### Exercise details
Return all lines with the word "title" in them.

### Recorded information

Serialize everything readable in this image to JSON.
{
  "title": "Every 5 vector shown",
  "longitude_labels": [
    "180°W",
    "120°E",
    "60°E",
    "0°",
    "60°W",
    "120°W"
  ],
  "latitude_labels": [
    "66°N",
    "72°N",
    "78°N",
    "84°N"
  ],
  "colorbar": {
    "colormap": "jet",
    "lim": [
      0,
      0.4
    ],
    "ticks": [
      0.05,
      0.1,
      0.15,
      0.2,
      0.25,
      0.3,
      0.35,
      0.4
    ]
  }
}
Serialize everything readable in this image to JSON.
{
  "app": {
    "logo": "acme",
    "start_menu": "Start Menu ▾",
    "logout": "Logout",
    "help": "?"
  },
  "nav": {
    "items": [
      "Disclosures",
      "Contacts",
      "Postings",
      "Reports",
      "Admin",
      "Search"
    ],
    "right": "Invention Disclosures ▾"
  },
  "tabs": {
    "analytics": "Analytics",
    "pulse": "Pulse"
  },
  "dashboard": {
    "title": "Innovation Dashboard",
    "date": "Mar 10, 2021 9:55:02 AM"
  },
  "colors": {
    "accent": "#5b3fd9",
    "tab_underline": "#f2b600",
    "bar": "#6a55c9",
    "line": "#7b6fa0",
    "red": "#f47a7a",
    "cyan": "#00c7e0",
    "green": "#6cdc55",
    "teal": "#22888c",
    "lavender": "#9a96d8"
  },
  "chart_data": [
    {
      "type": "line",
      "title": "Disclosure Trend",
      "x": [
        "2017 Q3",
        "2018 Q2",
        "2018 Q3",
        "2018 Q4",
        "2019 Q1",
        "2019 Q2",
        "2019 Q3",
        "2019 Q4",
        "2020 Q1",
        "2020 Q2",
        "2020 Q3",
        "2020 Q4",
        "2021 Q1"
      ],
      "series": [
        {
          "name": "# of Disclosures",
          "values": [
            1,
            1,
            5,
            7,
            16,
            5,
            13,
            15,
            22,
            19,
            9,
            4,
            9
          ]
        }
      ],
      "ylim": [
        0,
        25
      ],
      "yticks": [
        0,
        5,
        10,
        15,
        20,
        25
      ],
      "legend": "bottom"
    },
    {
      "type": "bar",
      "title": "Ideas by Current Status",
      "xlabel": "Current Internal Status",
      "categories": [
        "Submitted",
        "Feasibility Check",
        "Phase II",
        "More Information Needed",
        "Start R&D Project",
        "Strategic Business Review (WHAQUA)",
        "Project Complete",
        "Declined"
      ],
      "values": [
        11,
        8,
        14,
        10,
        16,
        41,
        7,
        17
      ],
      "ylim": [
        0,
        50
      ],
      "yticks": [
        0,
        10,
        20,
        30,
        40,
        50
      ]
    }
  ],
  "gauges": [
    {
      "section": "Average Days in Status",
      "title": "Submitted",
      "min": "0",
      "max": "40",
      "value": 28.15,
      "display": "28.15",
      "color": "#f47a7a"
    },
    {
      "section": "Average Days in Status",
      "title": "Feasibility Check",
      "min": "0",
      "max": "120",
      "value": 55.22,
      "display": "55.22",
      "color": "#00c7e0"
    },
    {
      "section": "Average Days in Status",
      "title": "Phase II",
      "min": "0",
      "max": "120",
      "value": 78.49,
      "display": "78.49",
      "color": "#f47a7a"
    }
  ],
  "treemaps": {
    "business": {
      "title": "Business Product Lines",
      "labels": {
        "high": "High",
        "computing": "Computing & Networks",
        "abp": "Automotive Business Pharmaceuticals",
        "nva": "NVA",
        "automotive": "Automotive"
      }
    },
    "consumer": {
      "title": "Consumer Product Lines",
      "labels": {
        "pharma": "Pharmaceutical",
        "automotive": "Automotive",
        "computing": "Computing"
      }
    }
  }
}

### The output
  "title": "Every 5 vector shown",
    "title": "Innovation Dashboard",
      "title": "Disclosure Trend",
      "title": "Ideas by Current Status",
      "title": "Submitted",
      "title": "Feasibility Check",
      "title": "Phase II",
      "title": "Business Product Lines",
      "title": "Consumer Product Lines",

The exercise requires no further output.